* Task requirements
Omit every picture and write out the rest of the records exactly.
┄┄┄┄┄┄┄┄┄┄
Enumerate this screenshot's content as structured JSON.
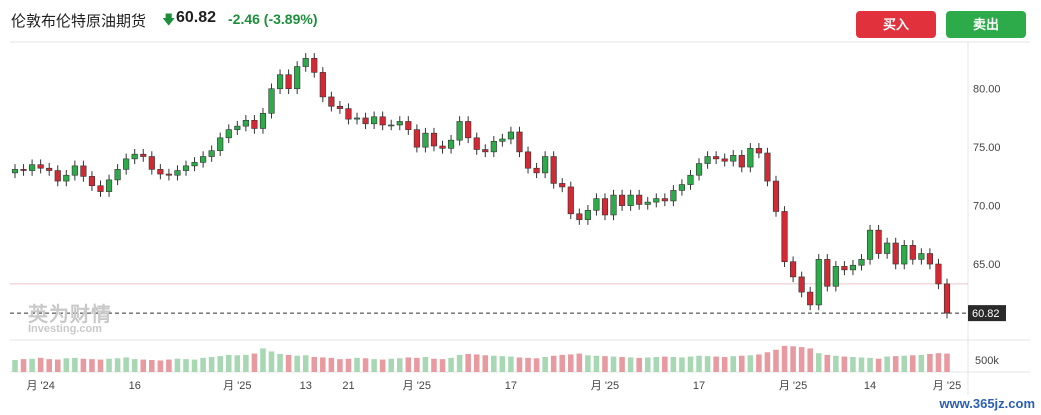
{
  "header": {
    "title": "伦敦布伦特原油期货",
    "arrow": "🡇",
    "price": "60.82",
    "change": "-2.46 (-3.89%)",
    "buy_label": "买入",
    "sell_label": "卖出"
  },
  "colors": {
    "up": "#2daa49",
    "down": "#d22a35",
    "up_vol": "#a8d8b3",
    "down_vol": "#e79aa0"
  },
  "watermark": {
    "cn": "英为财情",
    "en": "Investing.com"
  },
  "site": "www.365jz.com",
  "chart_data": {
    "type": "candlestick",
    "y_ticks": [
      "80.00",
      "75.00",
      "70.00",
      "65.00"
    ],
    "ylim": [
      58.5,
      84.0
    ],
    "current_price_label": "60.82",
    "reference_line": 63.3,
    "volume_label": "500k",
    "x_labels": [
      "月 '24",
      "16",
      "月 '25",
      "13",
      "21",
      "月 '25",
      "17",
      "月 '25",
      "17",
      "月 '25",
      "14",
      "月 '25"
    ],
    "closes": [
      73.1,
      73.0,
      73.5,
      73.2,
      73.0,
      72.1,
      72.6,
      73.4,
      72.5,
      71.7,
      71.2,
      72.2,
      73.1,
      74.0,
      74.4,
      74.2,
      73.1,
      72.7,
      72.6,
      73.0,
      73.4,
      73.7,
      74.2,
      74.7,
      75.8,
      76.5,
      76.8,
      77.3,
      76.6,
      77.9,
      80.0,
      81.2,
      80.0,
      81.9,
      82.6,
      81.4,
      79.3,
      78.5,
      78.3,
      77.4,
      77.5,
      77.0,
      77.6,
      76.9,
      76.9,
      77.2,
      76.5,
      75.0,
      76.2,
      75.1,
      74.9,
      75.6,
      77.2,
      75.8,
      74.8,
      74.6,
      75.5,
      75.7,
      76.3,
      74.6,
      73.2,
      72.8,
      74.2,
      71.9,
      71.6,
      69.3,
      68.8,
      69.6,
      70.6,
      69.2,
      70.9,
      70.0,
      70.9,
      70.1,
      70.3,
      70.6,
      70.4,
      71.3,
      71.8,
      72.6,
      73.6,
      74.2,
      74.0,
      73.8,
      74.3,
      73.3,
      74.9,
      74.5,
      72.1,
      69.5,
      65.2,
      63.9,
      62.6,
      61.5,
      65.4,
      63.1,
      64.8,
      64.5,
      64.9,
      65.4,
      67.9,
      65.9,
      66.8,
      65.0,
      66.6,
      65.4,
      65.9,
      65.0,
      63.3,
      60.8
    ],
    "volumes": [
      28,
      30,
      31,
      33,
      30,
      29,
      32,
      33,
      31,
      30,
      29,
      31,
      32,
      34,
      30,
      29,
      28,
      27,
      29,
      31,
      30,
      29,
      33,
      35,
      37,
      40,
      39,
      40,
      43,
      55,
      48,
      42,
      40,
      38,
      39,
      35,
      34,
      33,
      30,
      31,
      33,
      32,
      30,
      29,
      31,
      32,
      34,
      33,
      35,
      31,
      30,
      33,
      40,
      42,
      41,
      39,
      38,
      37,
      36,
      34,
      33,
      32,
      35,
      38,
      40,
      41,
      43,
      39,
      38,
      37,
      36,
      35,
      34,
      33,
      34,
      35,
      36,
      35,
      34,
      36,
      38,
      37,
      36,
      35,
      37,
      38,
      39,
      41,
      46,
      52,
      61,
      60,
      58,
      55,
      44,
      40,
      38,
      36,
      35,
      34,
      33,
      31,
      36,
      37,
      38,
      39,
      40,
      42,
      44,
      43
    ]
  }
}
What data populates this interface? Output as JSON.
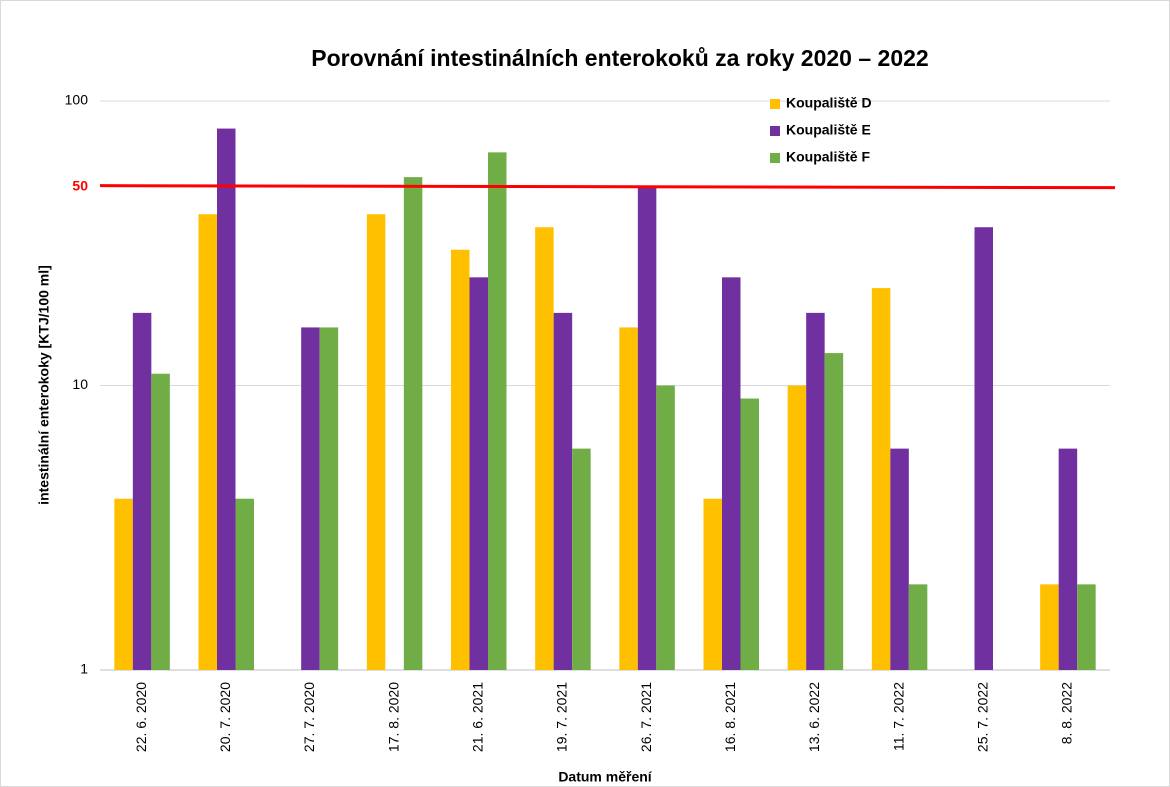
┄┄┄┄┄┄┄┄┄┄
* Solution to the problem
Enumerate this screenshot's content as structured JSON.
{
  "header": {
    "title": "伦敦布伦特原油期货",
    "arrow": "🡇",
    "price": "60.82",
    "change": "-2.46 (-3.89%)",
    "buy_label": "买入",
    "sell_label": "卖出"
  },
  "colors": {
    "up": "#2daa49",
    "down": "#d22a35",
    "up_vol": "#a8d8b3",
    "down_vol": "#e79aa0"
  },
  "watermark": {
    "cn": "英为财情",
    "en": "Investing.com"
  },
  "site": "www.365jz.com",
  "chart_data": {
    "type": "candlestick",
    "y_ticks": [
      "80.00",
      "75.00",
      "70.00",
      "65.00"
    ],
    "ylim": [
      58.5,
      84.0
    ],
    "current_price_label": "60.82",
    "reference_line": 63.3,
    "volume_label": "500k",
    "x_labels": [
      "月 '24",
      "16",
      "月 '25",
      "13",
      "21",
      "月 '25",
      "17",
      "月 '25",
      "17",
      "月 '25",
      "14",
      "月 '25"
    ],
    "closes": [
      73.1,
      73.0,
      73.5,
      73.2,
      73.0,
      72.1,
      72.6,
      73.4,
      72.5,
      71.7,
      71.2,
      72.2,
      73.1,
      74.0,
      74.4,
      74.2,
      73.1,
      72.7,
      72.6,
      73.0,
      73.4,
      73.7,
      74.2,
      74.7,
      75.8,
      76.5,
      76.8,
      77.3,
      76.6,
      77.9,
      80.0,
      81.2,
      80.0,
      81.9,
      82.6,
      81.4,
      79.3,
      78.5,
      78.3,
      77.4,
      77.5,
      77.0,
      77.6,
      76.9,
      76.9,
      77.2,
      76.5,
      75.0,
      76.2,
      75.1,
      74.9,
      75.6,
      77.2,
      75.8,
      74.8,
      74.6,
      75.5,
      75.7,
      76.3,
      74.6,
      73.2,
      72.8,
      74.2,
      71.9,
      71.6,
      69.3,
      68.8,
      69.6,
      70.6,
      69.2,
      70.9,
      70.0,
      70.9,
      70.1,
      70.3,
      70.6,
      70.4,
      71.3,
      71.8,
      72.6,
      73.6,
      74.2,
      74.0,
      73.8,
      74.3,
      73.3,
      74.9,
      74.5,
      72.1,
      69.5,
      65.2,
      63.9,
      62.6,
      61.5,
      65.4,
      63.1,
      64.8,
      64.5,
      64.9,
      65.4,
      67.9,
      65.9,
      66.8,
      65.0,
      66.6,
      65.4,
      65.9,
      65.0,
      63.3,
      60.8
    ],
    "volumes": [
      28,
      30,
      31,
      33,
      30,
      29,
      32,
      33,
      31,
      30,
      29,
      31,
      32,
      34,
      30,
      29,
      28,
      27,
      29,
      31,
      30,
      29,
      33,
      35,
      37,
      40,
      39,
      40,
      43,
      55,
      48,
      42,
      40,
      38,
      39,
      35,
      34,
      33,
      30,
      31,
      33,
      32,
      30,
      29,
      31,
      32,
      34,
      33,
      35,
      31,
      30,
      33,
      40,
      42,
      41,
      39,
      38,
      37,
      36,
      34,
      33,
      32,
      35,
      38,
      40,
      41,
      43,
      39,
      38,
      37,
      36,
      35,
      34,
      33,
      34,
      35,
      36,
      35,
      34,
      36,
      38,
      37,
      36,
      35,
      37,
      38,
      39,
      41,
      46,
      52,
      61,
      60,
      58,
      55,
      44,
      40,
      38,
      36,
      35,
      34,
      33,
      31,
      36,
      37,
      38,
      39,
      40,
      42,
      44,
      43
    ]
  }
}
What data populates this interface? Output as JSON.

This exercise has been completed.